* _Job_:
Leaving out the pictures, transcribe all of the records faithfully.

(Dataset entries)
━━━

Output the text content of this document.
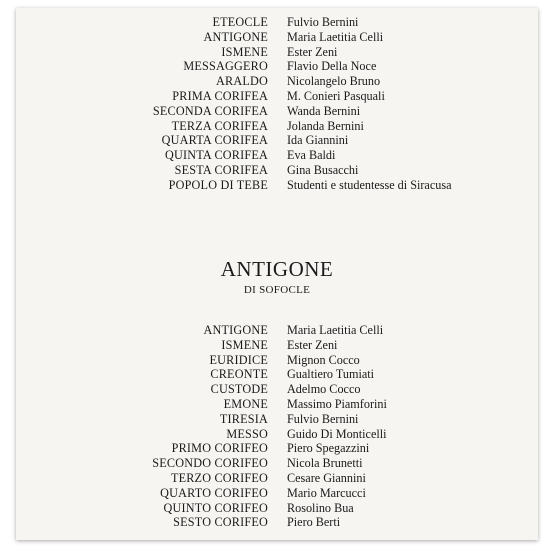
ETEOCLE Fulvio Bernini
ANTIGONE Maria Laetitia Celli
ISMENE Ester Zeni
MESSAGGERO Flavio Della Noce
ARALDO Nicolangelo Bruno
PRIMA CORIFEA M. Conieri Pasquali
SECONDA CORIFEA Wanda Bernini
TERZA CORIFEA Jolanda Bernini
QUARTA CORIFEA Ida Giannini
QUINTA CORIFEA Eva Baldi
SESTA CORIFEA Gina Busacchi
POPOLO DI TEBE Studenti e studentesse di Siracusa
ANTIGONE
DI SOFOCLE
ANTIGONE Maria Laetitia Celli
ISMENE Ester Zeni
EURIDICE Mignon Cocco
CREONTE Gualtiero Tumiati
CUSTODE Adelmo Cocco
EMONE Massimo Piamforini
TIRESIA Fulvio Bernini
MESSO Guido Di Monticelli
PRIMO CORIFEO Piero Spegazzini
SECONDO CORIFEO Nicola Brunetti
TERZO CORIFEO Cesare Giannini
QUARTO CORIFEO Mario Marcucci
QUINTO CORIFEO Rosolino Bua
SESTO CORIFEO Piero Berti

━━━

* _Solution to this exercise_:
Output the text content of this document.
ETEOCLE Fulvio Bernini
ANTIGONE Maria Laetitia Celli
ISMENE Ester Zeni
MESSAGGERO Flavio Della Noce
ARALDO Nicolangelo Bruno
PRIMA CORIFEA M. Conieri Pasquali
SECONDA CORIFEA Wanda Bernini
TERZA CORIFEA Jolanda Bernini
QUARTA CORIFEA Ida Giannini
QUINTA CORIFEA Eva Baldi
SESTA CORIFEA Gina Busacchi
POPOLO DI TEBE Studenti e studentesse di Siracusa
ANTIGONE
DI SOFOCLE
ANTIGONE Maria Laetitia Celli
ISMENE Ester Zeni
EURIDICE Mignon Cocco
CREONTE Gualtiero Tumiati
CUSTODE Adelmo Cocco
EMONE Massimo Piamforini
TIRESIA Fulvio Bernini
MESSO Guido Di Monticelli
PRIMO CORIFEO Piero Spegazzini
SECONDO CORIFEO Nicola Brunetti
TERZO CORIFEO Cesare Giannini
QUARTO CORIFEO Mario Marcucci
QUINTO CORIFEO Rosolino Bua
SESTO CORIFEO Piero Berti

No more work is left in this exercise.